Dataset excerpts:
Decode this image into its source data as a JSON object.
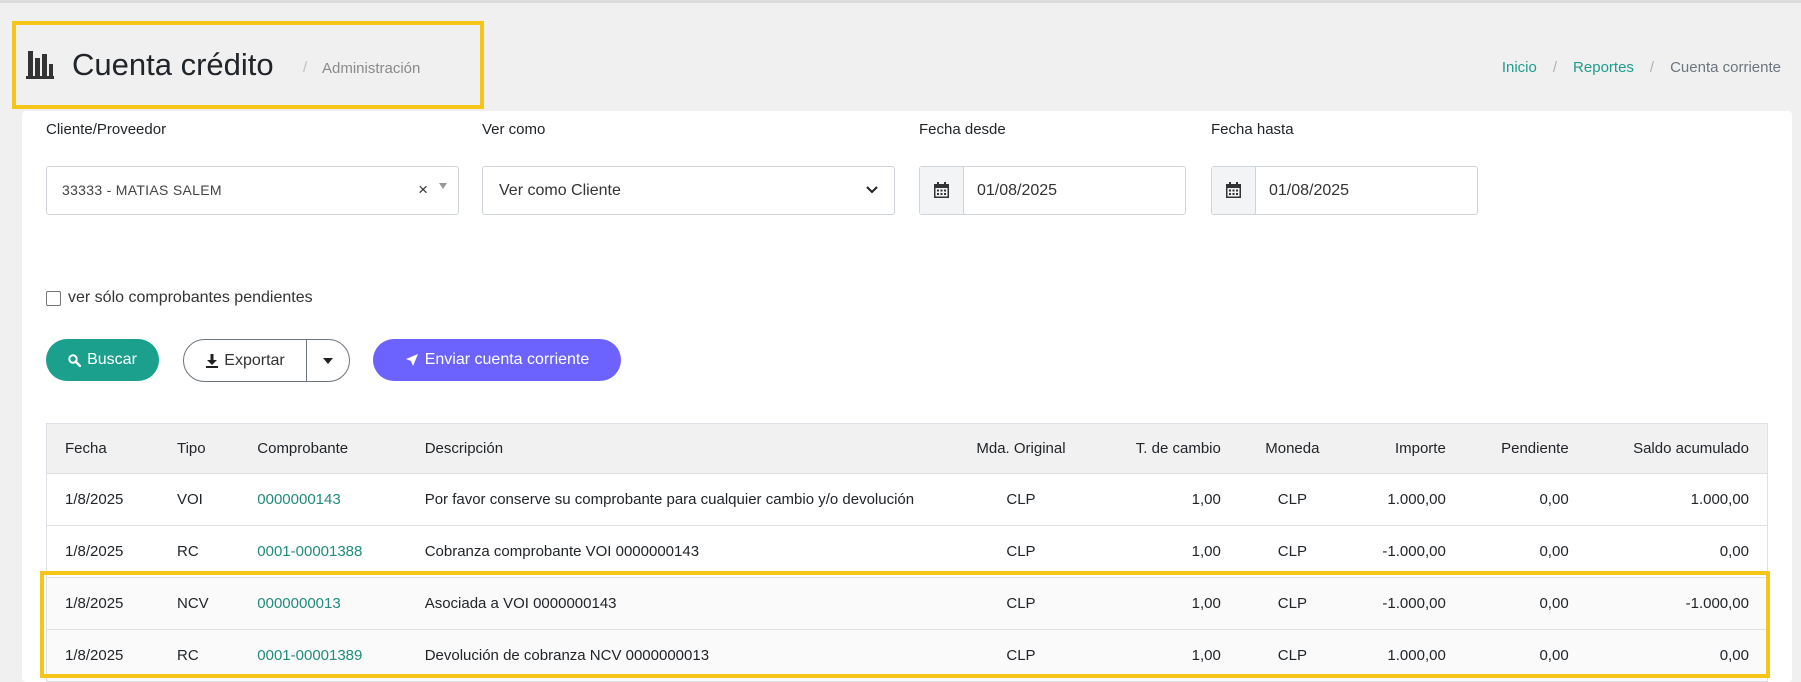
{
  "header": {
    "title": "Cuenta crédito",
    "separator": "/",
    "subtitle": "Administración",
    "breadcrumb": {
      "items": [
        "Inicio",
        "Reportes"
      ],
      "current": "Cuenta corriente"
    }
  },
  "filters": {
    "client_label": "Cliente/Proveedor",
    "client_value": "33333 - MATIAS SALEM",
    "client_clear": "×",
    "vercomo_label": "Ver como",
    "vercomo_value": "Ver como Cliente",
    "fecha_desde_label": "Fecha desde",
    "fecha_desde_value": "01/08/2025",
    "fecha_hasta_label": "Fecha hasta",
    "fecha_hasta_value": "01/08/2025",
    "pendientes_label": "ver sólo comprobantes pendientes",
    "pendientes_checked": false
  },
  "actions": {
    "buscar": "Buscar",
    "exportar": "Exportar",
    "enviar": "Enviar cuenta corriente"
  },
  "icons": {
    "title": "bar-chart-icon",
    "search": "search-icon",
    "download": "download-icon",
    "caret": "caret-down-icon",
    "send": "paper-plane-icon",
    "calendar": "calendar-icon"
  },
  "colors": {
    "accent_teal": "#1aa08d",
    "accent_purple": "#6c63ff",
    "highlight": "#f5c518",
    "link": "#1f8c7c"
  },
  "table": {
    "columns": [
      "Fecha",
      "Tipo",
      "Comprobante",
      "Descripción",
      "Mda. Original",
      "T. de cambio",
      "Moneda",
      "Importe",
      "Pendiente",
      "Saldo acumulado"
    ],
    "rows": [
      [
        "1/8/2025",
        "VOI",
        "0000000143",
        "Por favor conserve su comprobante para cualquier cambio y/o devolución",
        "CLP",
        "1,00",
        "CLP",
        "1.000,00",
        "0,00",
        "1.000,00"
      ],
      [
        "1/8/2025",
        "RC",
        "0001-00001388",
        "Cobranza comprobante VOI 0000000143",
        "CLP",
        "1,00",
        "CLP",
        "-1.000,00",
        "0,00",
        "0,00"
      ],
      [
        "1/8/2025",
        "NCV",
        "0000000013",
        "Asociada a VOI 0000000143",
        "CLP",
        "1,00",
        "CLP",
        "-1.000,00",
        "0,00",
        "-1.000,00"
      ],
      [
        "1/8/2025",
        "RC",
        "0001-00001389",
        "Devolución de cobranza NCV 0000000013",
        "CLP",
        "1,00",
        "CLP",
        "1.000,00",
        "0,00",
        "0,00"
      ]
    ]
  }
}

◆ **REQUEST**:
Write out the entries above verbatim; the pictures do not belong in your copy.

◆ **RESULT OF THIS TASK**:
Decode this image into its source data as a JSON object.
{
  "header": {
    "title": "Cuenta crédito",
    "separator": "/",
    "subtitle": "Administración",
    "breadcrumb": {
      "items": [
        "Inicio",
        "Reportes"
      ],
      "current": "Cuenta corriente"
    }
  },
  "filters": {
    "client_label": "Cliente/Proveedor",
    "client_value": "33333 - MATIAS SALEM",
    "client_clear": "×",
    "vercomo_label": "Ver como",
    "vercomo_value": "Ver como Cliente",
    "fecha_desde_label": "Fecha desde",
    "fecha_desde_value": "01/08/2025",
    "fecha_hasta_label": "Fecha hasta",
    "fecha_hasta_value": "01/08/2025",
    "pendientes_label": "ver sólo comprobantes pendientes",
    "pendientes_checked": false
  },
  "actions": {
    "buscar": "Buscar",
    "exportar": "Exportar",
    "enviar": "Enviar cuenta corriente"
  },
  "icons": {
    "title": "bar-chart-icon",
    "search": "search-icon",
    "download": "download-icon",
    "caret": "caret-down-icon",
    "send": "paper-plane-icon",
    "calendar": "calendar-icon"
  },
  "colors": {
    "accent_teal": "#1aa08d",
    "accent_purple": "#6c63ff",
    "highlight": "#f5c518",
    "link": "#1f8c7c"
  },
  "table": {
    "columns": [
      "Fecha",
      "Tipo",
      "Comprobante",
      "Descripción",
      "Mda. Original",
      "T. de cambio",
      "Moneda",
      "Importe",
      "Pendiente",
      "Saldo acumulado"
    ],
    "rows": [
      [
        "1/8/2025",
        "VOI",
        "0000000143",
        "Por favor conserve su comprobante para cualquier cambio y/o devolución",
        "CLP",
        "1,00",
        "CLP",
        "1.000,00",
        "0,00",
        "1.000,00"
      ],
      [
        "1/8/2025",
        "RC",
        "0001-00001388",
        "Cobranza comprobante VOI 0000000143",
        "CLP",
        "1,00",
        "CLP",
        "-1.000,00",
        "0,00",
        "0,00"
      ],
      [
        "1/8/2025",
        "NCV",
        "0000000013",
        "Asociada a VOI 0000000143",
        "CLP",
        "1,00",
        "CLP",
        "-1.000,00",
        "0,00",
        "-1.000,00"
      ],
      [
        "1/8/2025",
        "RC",
        "0001-00001389",
        "Devolución de cobranza NCV 0000000013",
        "CLP",
        "1,00",
        "CLP",
        "1.000,00",
        "0,00",
        "0,00"
      ]
    ]
  }
}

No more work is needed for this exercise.